Repeat the entries exactly, and do not carry the pictures over.

[Start of section]

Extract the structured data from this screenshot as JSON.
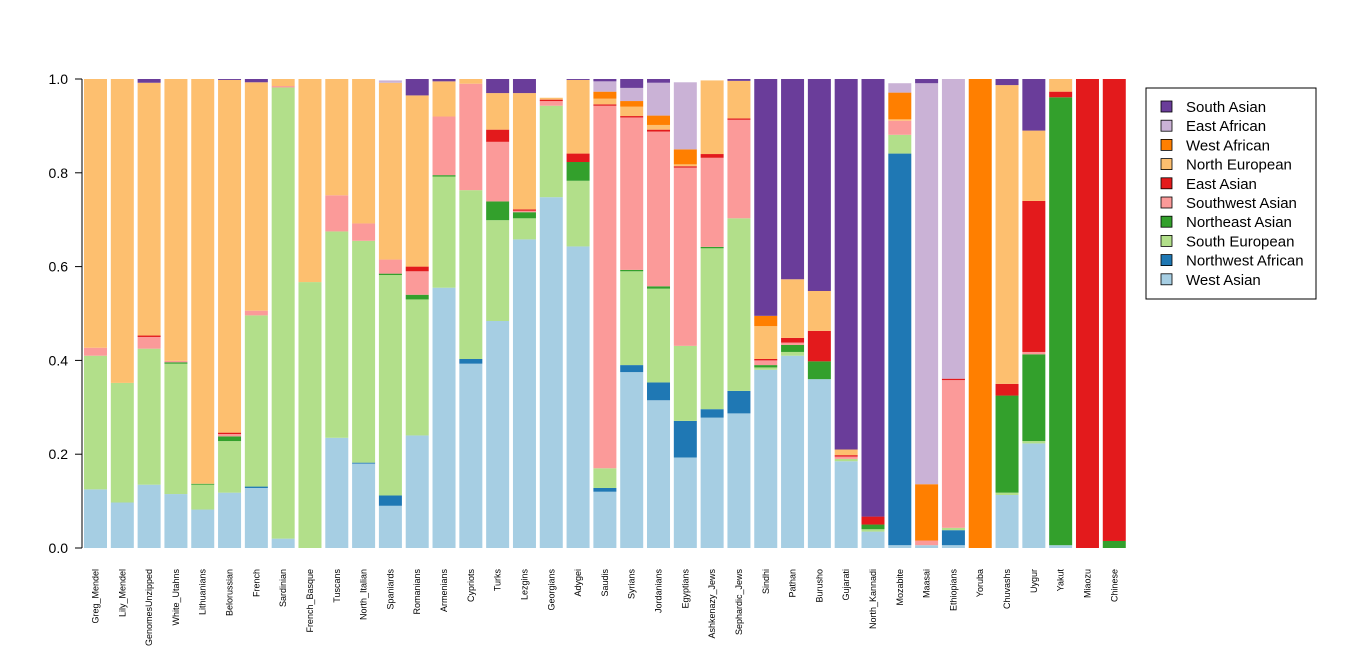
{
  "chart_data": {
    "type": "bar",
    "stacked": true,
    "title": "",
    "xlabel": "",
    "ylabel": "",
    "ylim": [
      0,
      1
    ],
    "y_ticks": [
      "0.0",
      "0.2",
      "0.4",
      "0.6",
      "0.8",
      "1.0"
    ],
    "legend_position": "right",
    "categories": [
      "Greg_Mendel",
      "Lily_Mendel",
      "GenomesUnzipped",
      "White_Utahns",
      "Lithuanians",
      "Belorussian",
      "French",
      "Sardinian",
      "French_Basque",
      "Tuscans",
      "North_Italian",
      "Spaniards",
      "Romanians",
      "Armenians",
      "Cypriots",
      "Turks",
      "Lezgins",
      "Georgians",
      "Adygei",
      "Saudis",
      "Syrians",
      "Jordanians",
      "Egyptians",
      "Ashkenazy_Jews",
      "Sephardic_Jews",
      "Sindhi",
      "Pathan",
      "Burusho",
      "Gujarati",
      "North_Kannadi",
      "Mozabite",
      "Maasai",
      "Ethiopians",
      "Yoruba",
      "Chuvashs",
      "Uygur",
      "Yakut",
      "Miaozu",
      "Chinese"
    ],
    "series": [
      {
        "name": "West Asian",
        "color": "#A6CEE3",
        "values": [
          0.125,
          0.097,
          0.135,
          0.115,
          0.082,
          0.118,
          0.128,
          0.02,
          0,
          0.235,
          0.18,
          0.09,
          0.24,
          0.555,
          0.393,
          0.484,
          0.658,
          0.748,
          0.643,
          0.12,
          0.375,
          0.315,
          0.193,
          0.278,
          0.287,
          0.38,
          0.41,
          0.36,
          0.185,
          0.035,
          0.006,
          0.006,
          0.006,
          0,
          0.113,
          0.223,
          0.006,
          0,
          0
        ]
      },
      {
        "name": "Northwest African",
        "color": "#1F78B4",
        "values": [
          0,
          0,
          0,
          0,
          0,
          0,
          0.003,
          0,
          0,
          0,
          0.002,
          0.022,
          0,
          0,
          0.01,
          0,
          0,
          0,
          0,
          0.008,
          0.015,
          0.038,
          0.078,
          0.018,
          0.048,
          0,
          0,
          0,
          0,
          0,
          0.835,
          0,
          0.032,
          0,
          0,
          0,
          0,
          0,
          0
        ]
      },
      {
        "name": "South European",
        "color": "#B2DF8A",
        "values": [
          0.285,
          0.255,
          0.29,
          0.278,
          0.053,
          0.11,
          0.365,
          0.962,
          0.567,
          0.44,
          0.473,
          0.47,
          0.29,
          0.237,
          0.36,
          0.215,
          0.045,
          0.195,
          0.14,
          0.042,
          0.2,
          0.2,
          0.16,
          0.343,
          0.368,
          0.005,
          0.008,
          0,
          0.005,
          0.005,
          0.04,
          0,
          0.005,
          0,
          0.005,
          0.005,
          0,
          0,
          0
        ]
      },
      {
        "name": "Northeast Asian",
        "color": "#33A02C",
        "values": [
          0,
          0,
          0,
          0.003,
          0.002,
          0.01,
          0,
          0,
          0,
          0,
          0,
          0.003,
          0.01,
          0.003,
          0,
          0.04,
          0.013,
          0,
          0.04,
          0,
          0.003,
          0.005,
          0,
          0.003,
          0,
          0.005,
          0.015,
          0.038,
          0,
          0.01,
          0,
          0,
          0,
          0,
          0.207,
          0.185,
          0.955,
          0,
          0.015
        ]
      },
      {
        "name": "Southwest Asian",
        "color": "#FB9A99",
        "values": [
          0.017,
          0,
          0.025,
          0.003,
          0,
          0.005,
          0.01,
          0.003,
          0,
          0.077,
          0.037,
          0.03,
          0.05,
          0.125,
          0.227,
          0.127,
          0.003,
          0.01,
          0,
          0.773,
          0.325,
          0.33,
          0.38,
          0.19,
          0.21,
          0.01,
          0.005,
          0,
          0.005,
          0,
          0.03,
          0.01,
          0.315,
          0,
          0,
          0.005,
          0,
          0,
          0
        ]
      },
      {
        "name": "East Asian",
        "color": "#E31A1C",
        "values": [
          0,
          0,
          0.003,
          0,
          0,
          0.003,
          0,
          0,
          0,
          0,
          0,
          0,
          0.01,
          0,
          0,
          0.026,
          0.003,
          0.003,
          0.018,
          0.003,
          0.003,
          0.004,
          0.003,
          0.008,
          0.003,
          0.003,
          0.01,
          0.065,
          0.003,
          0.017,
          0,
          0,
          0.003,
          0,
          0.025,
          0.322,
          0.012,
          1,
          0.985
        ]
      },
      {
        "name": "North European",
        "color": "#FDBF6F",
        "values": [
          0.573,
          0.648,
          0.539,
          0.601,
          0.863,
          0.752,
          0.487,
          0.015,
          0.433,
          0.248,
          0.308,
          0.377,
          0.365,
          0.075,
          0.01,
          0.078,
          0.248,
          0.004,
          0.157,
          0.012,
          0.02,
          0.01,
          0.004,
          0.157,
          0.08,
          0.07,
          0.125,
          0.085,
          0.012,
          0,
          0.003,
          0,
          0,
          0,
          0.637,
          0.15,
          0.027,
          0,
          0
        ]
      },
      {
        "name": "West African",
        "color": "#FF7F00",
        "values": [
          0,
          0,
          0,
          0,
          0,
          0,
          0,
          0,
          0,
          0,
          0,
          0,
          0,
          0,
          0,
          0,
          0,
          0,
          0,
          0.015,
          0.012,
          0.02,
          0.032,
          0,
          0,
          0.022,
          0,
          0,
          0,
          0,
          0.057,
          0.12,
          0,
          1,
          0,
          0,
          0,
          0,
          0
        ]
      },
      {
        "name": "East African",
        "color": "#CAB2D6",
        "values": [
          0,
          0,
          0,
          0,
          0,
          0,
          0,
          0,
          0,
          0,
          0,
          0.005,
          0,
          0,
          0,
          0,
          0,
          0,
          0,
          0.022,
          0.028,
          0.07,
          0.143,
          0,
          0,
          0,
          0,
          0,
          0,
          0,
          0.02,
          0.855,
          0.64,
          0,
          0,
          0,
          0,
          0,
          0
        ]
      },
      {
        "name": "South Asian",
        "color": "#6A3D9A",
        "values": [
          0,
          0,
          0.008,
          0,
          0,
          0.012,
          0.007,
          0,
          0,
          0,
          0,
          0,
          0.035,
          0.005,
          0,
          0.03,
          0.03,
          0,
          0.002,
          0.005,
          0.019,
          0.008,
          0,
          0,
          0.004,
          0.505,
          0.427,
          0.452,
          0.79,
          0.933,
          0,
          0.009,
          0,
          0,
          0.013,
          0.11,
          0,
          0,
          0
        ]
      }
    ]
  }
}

[End of section]

▶ SOLUTION FOR THIS TASK
Extract the structured data from this screenshot as JSON.
{
  "chart_data": {
    "type": "bar",
    "stacked": true,
    "title": "",
    "xlabel": "",
    "ylabel": "",
    "ylim": [
      0,
      1
    ],
    "y_ticks": [
      "0.0",
      "0.2",
      "0.4",
      "0.6",
      "0.8",
      "1.0"
    ],
    "legend_position": "right",
    "categories": [
      "Greg_Mendel",
      "Lily_Mendel",
      "GenomesUnzipped",
      "White_Utahns",
      "Lithuanians",
      "Belorussian",
      "French",
      "Sardinian",
      "French_Basque",
      "Tuscans",
      "North_Italian",
      "Spaniards",
      "Romanians",
      "Armenians",
      "Cypriots",
      "Turks",
      "Lezgins",
      "Georgians",
      "Adygei",
      "Saudis",
      "Syrians",
      "Jordanians",
      "Egyptians",
      "Ashkenazy_Jews",
      "Sephardic_Jews",
      "Sindhi",
      "Pathan",
      "Burusho",
      "Gujarati",
      "North_Kannadi",
      "Mozabite",
      "Maasai",
      "Ethiopians",
      "Yoruba",
      "Chuvashs",
      "Uygur",
      "Yakut",
      "Miaozu",
      "Chinese"
    ],
    "series": [
      {
        "name": "West Asian",
        "color": "#A6CEE3",
        "values": [
          0.125,
          0.097,
          0.135,
          0.115,
          0.082,
          0.118,
          0.128,
          0.02,
          0,
          0.235,
          0.18,
          0.09,
          0.24,
          0.555,
          0.393,
          0.484,
          0.658,
          0.748,
          0.643,
          0.12,
          0.375,
          0.315,
          0.193,
          0.278,
          0.287,
          0.38,
          0.41,
          0.36,
          0.185,
          0.035,
          0.006,
          0.006,
          0.006,
          0,
          0.113,
          0.223,
          0.006,
          0,
          0
        ]
      },
      {
        "name": "Northwest African",
        "color": "#1F78B4",
        "values": [
          0,
          0,
          0,
          0,
          0,
          0,
          0.003,
          0,
          0,
          0,
          0.002,
          0.022,
          0,
          0,
          0.01,
          0,
          0,
          0,
          0,
          0.008,
          0.015,
          0.038,
          0.078,
          0.018,
          0.048,
          0,
          0,
          0,
          0,
          0,
          0.835,
          0,
          0.032,
          0,
          0,
          0,
          0,
          0,
          0
        ]
      },
      {
        "name": "South European",
        "color": "#B2DF8A",
        "values": [
          0.285,
          0.255,
          0.29,
          0.278,
          0.053,
          0.11,
          0.365,
          0.962,
          0.567,
          0.44,
          0.473,
          0.47,
          0.29,
          0.237,
          0.36,
          0.215,
          0.045,
          0.195,
          0.14,
          0.042,
          0.2,
          0.2,
          0.16,
          0.343,
          0.368,
          0.005,
          0.008,
          0,
          0.005,
          0.005,
          0.04,
          0,
          0.005,
          0,
          0.005,
          0.005,
          0,
          0,
          0
        ]
      },
      {
        "name": "Northeast Asian",
        "color": "#33A02C",
        "values": [
          0,
          0,
          0,
          0.003,
          0.002,
          0.01,
          0,
          0,
          0,
          0,
          0,
          0.003,
          0.01,
          0.003,
          0,
          0.04,
          0.013,
          0,
          0.04,
          0,
          0.003,
          0.005,
          0,
          0.003,
          0,
          0.005,
          0.015,
          0.038,
          0,
          0.01,
          0,
          0,
          0,
          0,
          0.207,
          0.185,
          0.955,
          0,
          0.015
        ]
      },
      {
        "name": "Southwest Asian",
        "color": "#FB9A99",
        "values": [
          0.017,
          0,
          0.025,
          0.003,
          0,
          0.005,
          0.01,
          0.003,
          0,
          0.077,
          0.037,
          0.03,
          0.05,
          0.125,
          0.227,
          0.127,
          0.003,
          0.01,
          0,
          0.773,
          0.325,
          0.33,
          0.38,
          0.19,
          0.21,
          0.01,
          0.005,
          0,
          0.005,
          0,
          0.03,
          0.01,
          0.315,
          0,
          0,
          0.005,
          0,
          0,
          0
        ]
      },
      {
        "name": "East Asian",
        "color": "#E31A1C",
        "values": [
          0,
          0,
          0.003,
          0,
          0,
          0.003,
          0,
          0,
          0,
          0,
          0,
          0,
          0.01,
          0,
          0,
          0.026,
          0.003,
          0.003,
          0.018,
          0.003,
          0.003,
          0.004,
          0.003,
          0.008,
          0.003,
          0.003,
          0.01,
          0.065,
          0.003,
          0.017,
          0,
          0,
          0.003,
          0,
          0.025,
          0.322,
          0.012,
          1,
          0.985
        ]
      },
      {
        "name": "North European",
        "color": "#FDBF6F",
        "values": [
          0.573,
          0.648,
          0.539,
          0.601,
          0.863,
          0.752,
          0.487,
          0.015,
          0.433,
          0.248,
          0.308,
          0.377,
          0.365,
          0.075,
          0.01,
          0.078,
          0.248,
          0.004,
          0.157,
          0.012,
          0.02,
          0.01,
          0.004,
          0.157,
          0.08,
          0.07,
          0.125,
          0.085,
          0.012,
          0,
          0.003,
          0,
          0,
          0,
          0.637,
          0.15,
          0.027,
          0,
          0
        ]
      },
      {
        "name": "West African",
        "color": "#FF7F00",
        "values": [
          0,
          0,
          0,
          0,
          0,
          0,
          0,
          0,
          0,
          0,
          0,
          0,
          0,
          0,
          0,
          0,
          0,
          0,
          0,
          0.015,
          0.012,
          0.02,
          0.032,
          0,
          0,
          0.022,
          0,
          0,
          0,
          0,
          0.057,
          0.12,
          0,
          1,
          0,
          0,
          0,
          0,
          0
        ]
      },
      {
        "name": "East African",
        "color": "#CAB2D6",
        "values": [
          0,
          0,
          0,
          0,
          0,
          0,
          0,
          0,
          0,
          0,
          0,
          0.005,
          0,
          0,
          0,
          0,
          0,
          0,
          0,
          0.022,
          0.028,
          0.07,
          0.143,
          0,
          0,
          0,
          0,
          0,
          0,
          0,
          0.02,
          0.855,
          0.64,
          0,
          0,
          0,
          0,
          0,
          0
        ]
      },
      {
        "name": "South Asian",
        "color": "#6A3D9A",
        "values": [
          0,
          0,
          0.008,
          0,
          0,
          0.012,
          0.007,
          0,
          0,
          0,
          0,
          0,
          0.035,
          0.005,
          0,
          0.03,
          0.03,
          0,
          0.002,
          0.005,
          0.019,
          0.008,
          0,
          0,
          0.004,
          0.505,
          0.427,
          0.452,
          0.79,
          0.933,
          0,
          0.009,
          0,
          0,
          0.013,
          0.11,
          0,
          0,
          0
        ]
      }
    ]
  }
}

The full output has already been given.